* Exercise directions *
Without the pictures, repeat the listing character for character.

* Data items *
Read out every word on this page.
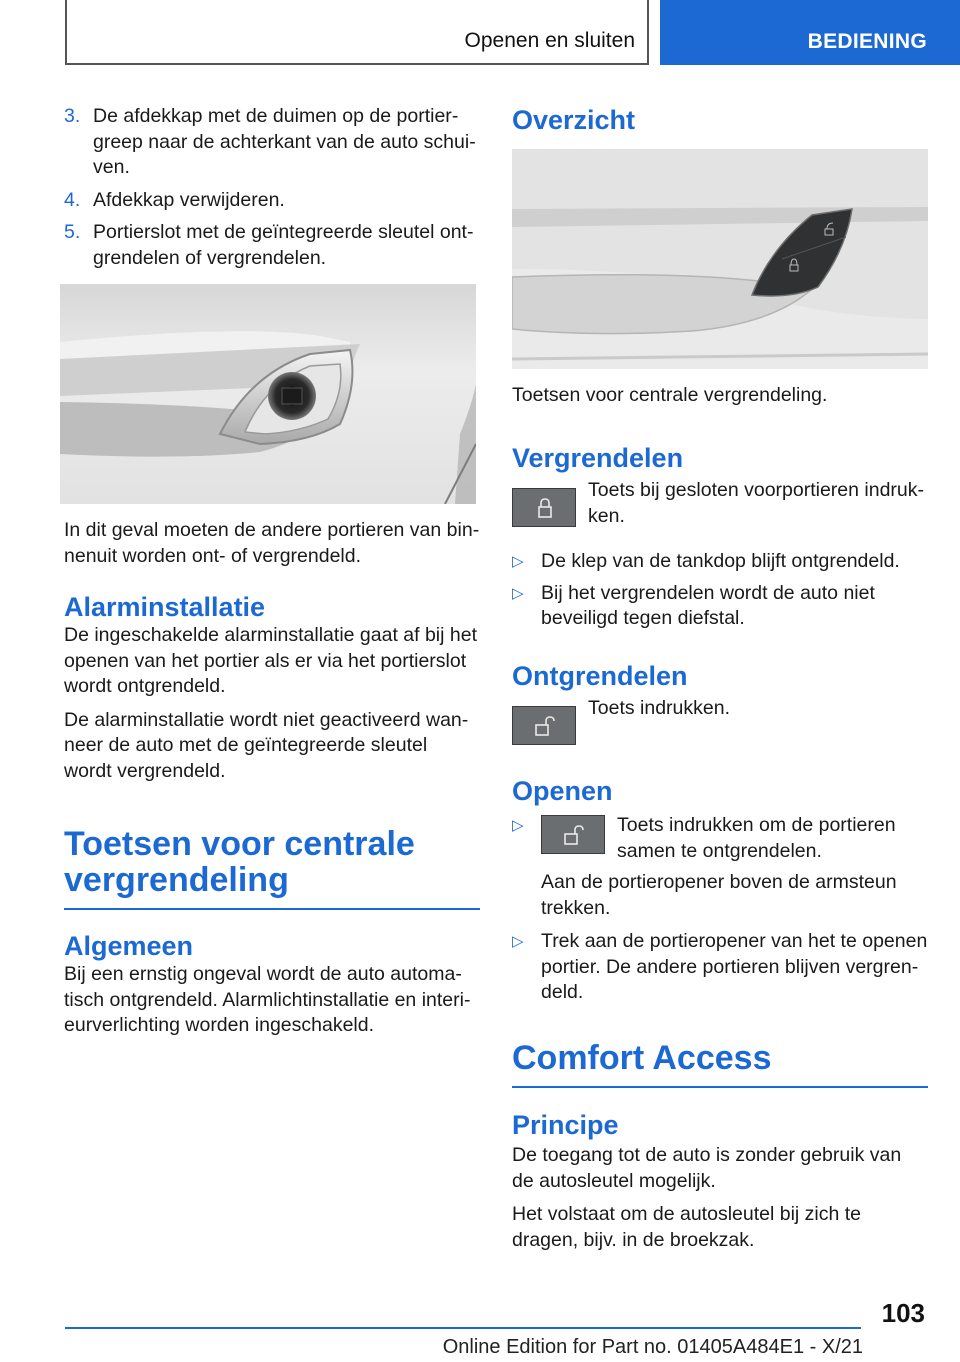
Openen en sluiten	BEDIENING
3. De afdekkap met de duimen op de portiergreep naar de achterkant van de auto schuiven.
4. Afdekkap verwijderen.
5. Portierslot met de geïntegreerde sleutel ontgrendelen of vergrendelen.

In dit geval moeten de andere portieren van binnenuit worden ont- of vergrendeld.

Alarminstallatie

De ingeschakelde alarminstallatie gaat af bij het openen van het portier als er via het portierslot wordt ontgrendeld.

De alarminstallatie wordt niet geactiveerd wanneer de auto met de geïntegreerde sleutel wordt vergrendeld.

Toetsen voor centrale vergrendeling
Algemeen

Bij een ernstig ongeval wordt de auto automatisch ontgrendeld. Alarmlichtinstallatie en interieurverlichting worden ingeschakeld.

Overzicht

Toetsen voor centrale vergrendeling.

Vergrendelen
Toets bij gesloten voorportieren indrukken.
▷ De klep van de tankdop blijft ontgrendeld.
▷ Bij het vergrendelen wordt de auto niet beveiligd tegen diefstal.
Ontgrendelen
Toets indrukken.
Openen
▷	Toets indrukken om de portieren samen te ontgrendelen.

Aan de portieropener boven de armsteun trekken.

▷ Trek aan de portieropener van het te openen portier. De andere portieren blijven vergrendeld.
Comfort Access
Principe

De toegang tot de auto is zonder gebruik van de autosleutel mogelijk.

Het volstaat om de autosleutel bij zich te dragen, bijv. in de broekzak.

103
Online Edition for Part no. 01405A484E1 - X/21
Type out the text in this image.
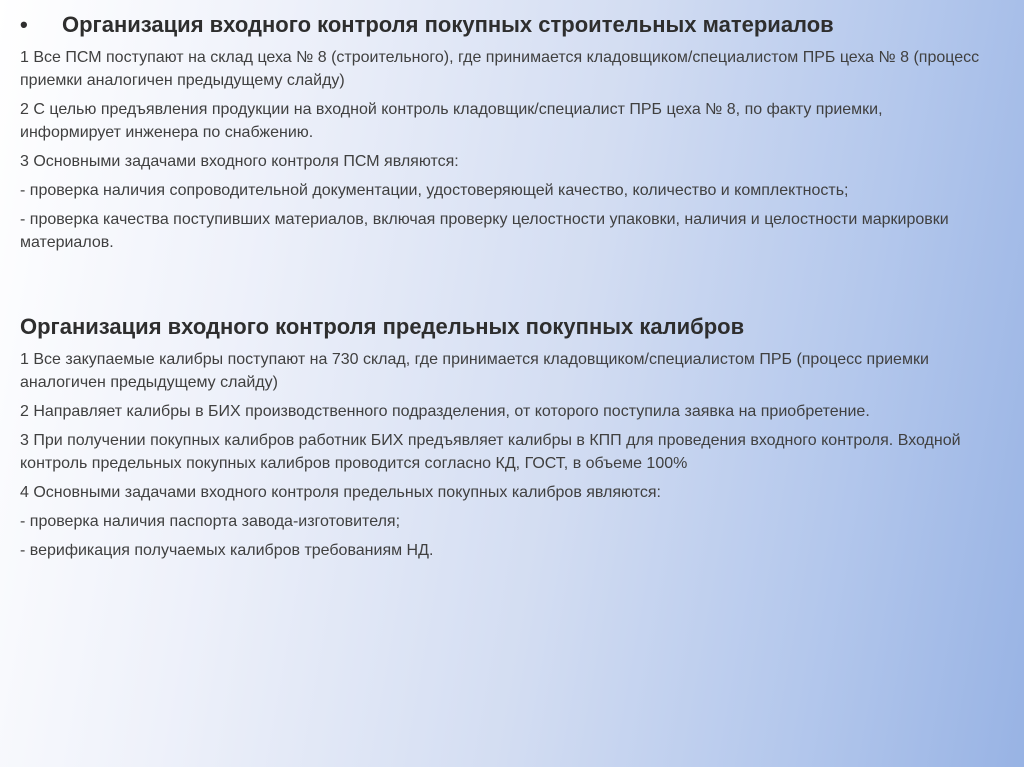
•	Организация входного контроля покупных строительных материалов

1 Все ПСМ поступают на склад цеха № 8 (строительного), где принимается кладовщиком/специалистом ПРБ цеха № 8 (процесс приемки аналогичен предыдущему слайду)

2 С целью предъявления продукции на входной контроль кладовщик/специалист ПРБ цеха № 8, по факту приемки, информирует инженера по снабжению.

3 Основными задачами входного контроля ПСМ являются:

- проверка наличия сопроводительной документации, удостоверяющей качество, количество и комплектность;

- проверка качества поступивших материалов, включая проверку целостности упаковки, наличия и целостности маркировки материалов.

Организация входного контроля предельных покупных калибров

1 Все закупаемые калибры поступают на 730 склад, где принимается кладовщиком/специалистом ПРБ (процесс приемки аналогичен предыдущему слайду)

2 Направляет калибры в БИХ производственного подразделения, от которого поступила заявка на приобретение.

3 При получении покупных калибров работник БИХ предъявляет калибры в КПП для проведения входного контроля. Входной контроль предельных покупных калибров проводится согласно КД, ГОСТ, в объеме 100%

4 Основными задачами входного контроля предельных покупных калибров являются:

- проверка наличия паспорта завода-изготовителя;

- верификация получаемых калибров требованиям НД.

* Task answer *
Read out every word on this page.
Openen en sluiten	BEDIENING
3. De afdekkap met de duimen op de portiergreep naar de achterkant van de auto schuiven.
4. Afdekkap verwijderen.
5. Portierslot met de geïntegreerde sleutel ontgrendelen of vergrendelen.

In dit geval moeten de andere portieren van binnenuit worden ont- of vergrendeld.

Alarminstallatie

De ingeschakelde alarminstallatie gaat af bij het openen van het portier als er via het portierslot wordt ontgrendeld.

De alarminstallatie wordt niet geactiveerd wanneer de auto met de geïntegreerde sleutel wordt vergrendeld.

Toetsen voor centrale vergrendeling
Algemeen

Bij een ernstig ongeval wordt de auto automatisch ontgrendeld. Alarmlichtinstallatie en interieurverlichting worden ingeschakeld.

Overzicht

Toetsen voor centrale vergrendeling.

Vergrendelen
Toets bij gesloten voorportieren indrukken.
▷ De klep van de tankdop blijft ontgrendeld.
▷ Bij het vergrendelen wordt de auto niet beveiligd tegen diefstal.
Ontgrendelen
Toets indrukken.
Openen
▷	Toets indrukken om de portieren samen te ontgrendelen.

Aan de portieropener boven de armsteun trekken.

▷ Trek aan de portieropener van het te openen portier. De andere portieren blijven vergrendeld.
Comfort Access
Principe

De toegang tot de auto is zonder gebruik van de autosleutel mogelijk.

Het volstaat om de autosleutel bij zich te dragen, bijv. in de broekzak.

103
Online Edition for Part no. 01405A484E1 - X/21
Type out the text in this image.
•	Организация входного контроля покупных строительных материалов

1 Все ПСМ поступают на склад цеха № 8 (строительного), где принимается кладовщиком/специалистом ПРБ цеха № 8 (процесс приемки аналогичен предыдущему слайду)

2 С целью предъявления продукции на входной контроль кладовщик/специалист ПРБ цеха № 8, по факту приемки, информирует инженера по снабжению.

3 Основными задачами входного контроля ПСМ являются:

- проверка наличия сопроводительной документации, удостоверяющей качество, количество и комплектность;

- проверка качества поступивших материалов, включая проверку целостности упаковки, наличия и целостности маркировки материалов.

Организация входного контроля предельных покупных калибров

1 Все закупаемые калибры поступают на 730 склад, где принимается кладовщиком/специалистом ПРБ (процесс приемки аналогичен предыдущему слайду)

2 Направляет калибры в БИХ производственного подразделения, от которого поступила заявка на приобретение.

3 При получении покупных калибров работник БИХ предъявляет калибры в КПП для проведения входного контроля. Входной контроль предельных покупных калибров проводится согласно КД, ГОСТ, в объеме 100%

4 Основными задачами входного контроля предельных покупных калибров являются:

- проверка наличия паспорта завода-изготовителя;

- верификация получаемых калибров требованиям НД.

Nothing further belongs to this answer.